• _Written instruction_
Repeat the material exactly as it appears.

-- Start of Material to process --

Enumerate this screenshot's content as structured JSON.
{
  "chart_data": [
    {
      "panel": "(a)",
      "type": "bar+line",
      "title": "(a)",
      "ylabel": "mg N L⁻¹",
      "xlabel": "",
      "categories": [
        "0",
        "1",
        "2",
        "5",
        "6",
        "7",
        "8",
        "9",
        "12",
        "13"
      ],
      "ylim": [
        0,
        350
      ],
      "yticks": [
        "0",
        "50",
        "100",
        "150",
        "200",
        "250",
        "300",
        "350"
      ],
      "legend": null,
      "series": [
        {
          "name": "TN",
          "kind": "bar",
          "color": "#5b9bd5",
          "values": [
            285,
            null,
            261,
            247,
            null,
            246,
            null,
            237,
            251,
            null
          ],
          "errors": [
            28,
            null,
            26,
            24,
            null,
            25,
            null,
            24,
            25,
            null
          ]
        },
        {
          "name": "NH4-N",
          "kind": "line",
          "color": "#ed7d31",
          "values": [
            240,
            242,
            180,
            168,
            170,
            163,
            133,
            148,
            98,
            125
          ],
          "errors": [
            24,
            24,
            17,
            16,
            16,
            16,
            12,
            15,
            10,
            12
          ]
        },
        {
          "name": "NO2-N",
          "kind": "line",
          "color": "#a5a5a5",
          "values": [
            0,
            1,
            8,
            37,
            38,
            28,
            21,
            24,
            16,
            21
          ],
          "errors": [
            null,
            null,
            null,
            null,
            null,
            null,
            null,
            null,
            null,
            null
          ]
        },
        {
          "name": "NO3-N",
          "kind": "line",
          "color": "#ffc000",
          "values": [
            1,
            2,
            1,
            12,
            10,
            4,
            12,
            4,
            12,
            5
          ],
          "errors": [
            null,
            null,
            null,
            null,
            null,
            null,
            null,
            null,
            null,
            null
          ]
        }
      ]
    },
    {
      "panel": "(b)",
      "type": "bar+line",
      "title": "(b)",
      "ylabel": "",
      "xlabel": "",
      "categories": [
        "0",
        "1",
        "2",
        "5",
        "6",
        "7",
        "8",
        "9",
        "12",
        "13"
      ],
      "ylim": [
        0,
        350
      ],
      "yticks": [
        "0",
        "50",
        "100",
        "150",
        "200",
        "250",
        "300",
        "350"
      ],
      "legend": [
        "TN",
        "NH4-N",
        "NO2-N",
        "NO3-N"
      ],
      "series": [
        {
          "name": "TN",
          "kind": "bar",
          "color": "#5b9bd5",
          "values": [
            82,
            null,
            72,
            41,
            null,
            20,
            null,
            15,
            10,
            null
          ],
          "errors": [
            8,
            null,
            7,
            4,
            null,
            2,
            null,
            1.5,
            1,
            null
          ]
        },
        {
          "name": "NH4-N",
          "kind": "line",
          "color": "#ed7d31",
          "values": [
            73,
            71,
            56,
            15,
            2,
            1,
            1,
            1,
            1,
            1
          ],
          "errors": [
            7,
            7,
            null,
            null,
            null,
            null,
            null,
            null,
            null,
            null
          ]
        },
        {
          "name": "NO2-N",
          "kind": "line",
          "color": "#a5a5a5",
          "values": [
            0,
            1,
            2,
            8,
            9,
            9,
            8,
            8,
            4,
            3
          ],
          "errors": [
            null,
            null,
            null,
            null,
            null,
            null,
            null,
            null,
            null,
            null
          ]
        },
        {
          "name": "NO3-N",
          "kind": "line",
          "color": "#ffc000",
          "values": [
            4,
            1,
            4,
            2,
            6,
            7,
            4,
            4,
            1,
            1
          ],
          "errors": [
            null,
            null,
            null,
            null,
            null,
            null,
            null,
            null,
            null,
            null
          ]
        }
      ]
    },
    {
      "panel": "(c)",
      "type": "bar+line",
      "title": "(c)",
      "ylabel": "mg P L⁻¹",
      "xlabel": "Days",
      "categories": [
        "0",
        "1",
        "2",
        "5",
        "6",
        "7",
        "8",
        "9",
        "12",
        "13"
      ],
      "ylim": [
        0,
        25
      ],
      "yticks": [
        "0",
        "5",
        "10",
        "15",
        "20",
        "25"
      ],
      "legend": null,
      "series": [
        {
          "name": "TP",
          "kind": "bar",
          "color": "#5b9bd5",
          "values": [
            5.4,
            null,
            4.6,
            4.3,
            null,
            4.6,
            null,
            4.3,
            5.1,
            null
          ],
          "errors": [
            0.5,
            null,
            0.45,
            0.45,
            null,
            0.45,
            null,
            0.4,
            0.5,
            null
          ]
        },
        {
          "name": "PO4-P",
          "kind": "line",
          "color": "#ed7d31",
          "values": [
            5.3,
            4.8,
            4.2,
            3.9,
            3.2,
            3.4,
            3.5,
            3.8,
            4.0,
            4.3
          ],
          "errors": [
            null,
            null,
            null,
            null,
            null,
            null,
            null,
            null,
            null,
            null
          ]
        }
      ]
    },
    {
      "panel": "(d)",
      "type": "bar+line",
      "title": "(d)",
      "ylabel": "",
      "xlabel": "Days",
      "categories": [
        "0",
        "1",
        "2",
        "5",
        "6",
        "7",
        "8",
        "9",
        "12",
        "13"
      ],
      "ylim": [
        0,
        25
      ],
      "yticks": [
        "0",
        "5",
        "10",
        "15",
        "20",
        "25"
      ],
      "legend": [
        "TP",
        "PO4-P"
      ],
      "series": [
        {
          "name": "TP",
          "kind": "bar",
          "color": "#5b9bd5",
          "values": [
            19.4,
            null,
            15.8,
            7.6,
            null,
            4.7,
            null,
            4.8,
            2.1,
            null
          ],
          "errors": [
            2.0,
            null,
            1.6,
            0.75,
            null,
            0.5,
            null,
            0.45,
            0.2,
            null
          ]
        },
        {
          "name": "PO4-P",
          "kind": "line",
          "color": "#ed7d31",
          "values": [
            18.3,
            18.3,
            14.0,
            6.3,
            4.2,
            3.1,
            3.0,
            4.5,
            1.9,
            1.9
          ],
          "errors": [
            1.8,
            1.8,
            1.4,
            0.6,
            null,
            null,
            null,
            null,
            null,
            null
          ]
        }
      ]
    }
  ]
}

-- End of Material to process --

• _Response to the task_
Enumerate this screenshot's content as structured JSON.
{
  "chart_data": [
    {
      "panel": "(a)",
      "type": "bar+line",
      "title": "(a)",
      "ylabel": "mg N L⁻¹",
      "xlabel": "",
      "categories": [
        "0",
        "1",
        "2",
        "5",
        "6",
        "7",
        "8",
        "9",
        "12",
        "13"
      ],
      "ylim": [
        0,
        350
      ],
      "yticks": [
        "0",
        "50",
        "100",
        "150",
        "200",
        "250",
        "300",
        "350"
      ],
      "legend": null,
      "series": [
        {
          "name": "TN",
          "kind": "bar",
          "color": "#5b9bd5",
          "values": [
            285,
            null,
            261,
            247,
            null,
            246,
            null,
            237,
            251,
            null
          ],
          "errors": [
            28,
            null,
            26,
            24,
            null,
            25,
            null,
            24,
            25,
            null
          ]
        },
        {
          "name": "NH4-N",
          "kind": "line",
          "color": "#ed7d31",
          "values": [
            240,
            242,
            180,
            168,
            170,
            163,
            133,
            148,
            98,
            125
          ],
          "errors": [
            24,
            24,
            17,
            16,
            16,
            16,
            12,
            15,
            10,
            12
          ]
        },
        {
          "name": "NO2-N",
          "kind": "line",
          "color": "#a5a5a5",
          "values": [
            0,
            1,
            8,
            37,
            38,
            28,
            21,
            24,
            16,
            21
          ],
          "errors": [
            null,
            null,
            null,
            null,
            null,
            null,
            null,
            null,
            null,
            null
          ]
        },
        {
          "name": "NO3-N",
          "kind": "line",
          "color": "#ffc000",
          "values": [
            1,
            2,
            1,
            12,
            10,
            4,
            12,
            4,
            12,
            5
          ],
          "errors": [
            null,
            null,
            null,
            null,
            null,
            null,
            null,
            null,
            null,
            null
          ]
        }
      ]
    },
    {
      "panel": "(b)",
      "type": "bar+line",
      "title": "(b)",
      "ylabel": "",
      "xlabel": "",
      "categories": [
        "0",
        "1",
        "2",
        "5",
        "6",
        "7",
        "8",
        "9",
        "12",
        "13"
      ],
      "ylim": [
        0,
        350
      ],
      "yticks": [
        "0",
        "50",
        "100",
        "150",
        "200",
        "250",
        "300",
        "350"
      ],
      "legend": [
        "TN",
        "NH4-N",
        "NO2-N",
        "NO3-N"
      ],
      "series": [
        {
          "name": "TN",
          "kind": "bar",
          "color": "#5b9bd5",
          "values": [
            82,
            null,
            72,
            41,
            null,
            20,
            null,
            15,
            10,
            null
          ],
          "errors": [
            8,
            null,
            7,
            4,
            null,
            2,
            null,
            1.5,
            1,
            null
          ]
        },
        {
          "name": "NH4-N",
          "kind": "line",
          "color": "#ed7d31",
          "values": [
            73,
            71,
            56,
            15,
            2,
            1,
            1,
            1,
            1,
            1
          ],
          "errors": [
            7,
            7,
            null,
            null,
            null,
            null,
            null,
            null,
            null,
            null
          ]
        },
        {
          "name": "NO2-N",
          "kind": "line",
          "color": "#a5a5a5",
          "values": [
            0,
            1,
            2,
            8,
            9,
            9,
            8,
            8,
            4,
            3
          ],
          "errors": [
            null,
            null,
            null,
            null,
            null,
            null,
            null,
            null,
            null,
            null
          ]
        },
        {
          "name": "NO3-N",
          "kind": "line",
          "color": "#ffc000",
          "values": [
            4,
            1,
            4,
            2,
            6,
            7,
            4,
            4,
            1,
            1
          ],
          "errors": [
            null,
            null,
            null,
            null,
            null,
            null,
            null,
            null,
            null,
            null
          ]
        }
      ]
    },
    {
      "panel": "(c)",
      "type": "bar+line",
      "title": "(c)",
      "ylabel": "mg P L⁻¹",
      "xlabel": "Days",
      "categories": [
        "0",
        "1",
        "2",
        "5",
        "6",
        "7",
        "8",
        "9",
        "12",
        "13"
      ],
      "ylim": [
        0,
        25
      ],
      "yticks": [
        "0",
        "5",
        "10",
        "15",
        "20",
        "25"
      ],
      "legend": null,
      "series": [
        {
          "name": "TP",
          "kind": "bar",
          "color": "#5b9bd5",
          "values": [
            5.4,
            null,
            4.6,
            4.3,
            null,
            4.6,
            null,
            4.3,
            5.1,
            null
          ],
          "errors": [
            0.5,
            null,
            0.45,
            0.45,
            null,
            0.45,
            null,
            0.4,
            0.5,
            null
          ]
        },
        {
          "name": "PO4-P",
          "kind": "line",
          "color": "#ed7d31",
          "values": [
            5.3,
            4.8,
            4.2,
            3.9,
            3.2,
            3.4,
            3.5,
            3.8,
            4.0,
            4.3
          ],
          "errors": [
            null,
            null,
            null,
            null,
            null,
            null,
            null,
            null,
            null,
            null
          ]
        }
      ]
    },
    {
      "panel": "(d)",
      "type": "bar+line",
      "title": "(d)",
      "ylabel": "",
      "xlabel": "Days",
      "categories": [
        "0",
        "1",
        "2",
        "5",
        "6",
        "7",
        "8",
        "9",
        "12",
        "13"
      ],
      "ylim": [
        0,
        25
      ],
      "yticks": [
        "0",
        "5",
        "10",
        "15",
        "20",
        "25"
      ],
      "legend": [
        "TP",
        "PO4-P"
      ],
      "series": [
        {
          "name": "TP",
          "kind": "bar",
          "color": "#5b9bd5",
          "values": [
            19.4,
            null,
            15.8,
            7.6,
            null,
            4.7,
            null,
            4.8,
            2.1,
            null
          ],
          "errors": [
            2.0,
            null,
            1.6,
            0.75,
            null,
            0.5,
            null,
            0.45,
            0.2,
            null
          ]
        },
        {
          "name": "PO4-P",
          "kind": "line",
          "color": "#ed7d31",
          "values": [
            18.3,
            18.3,
            14.0,
            6.3,
            4.2,
            3.1,
            3.0,
            4.5,
            1.9,
            1.9
          ],
          "errors": [
            1.8,
            1.8,
            1.4,
            0.6,
            null,
            null,
            null,
            null,
            null,
            null
          ]
        }
      ]
    }
  ]
}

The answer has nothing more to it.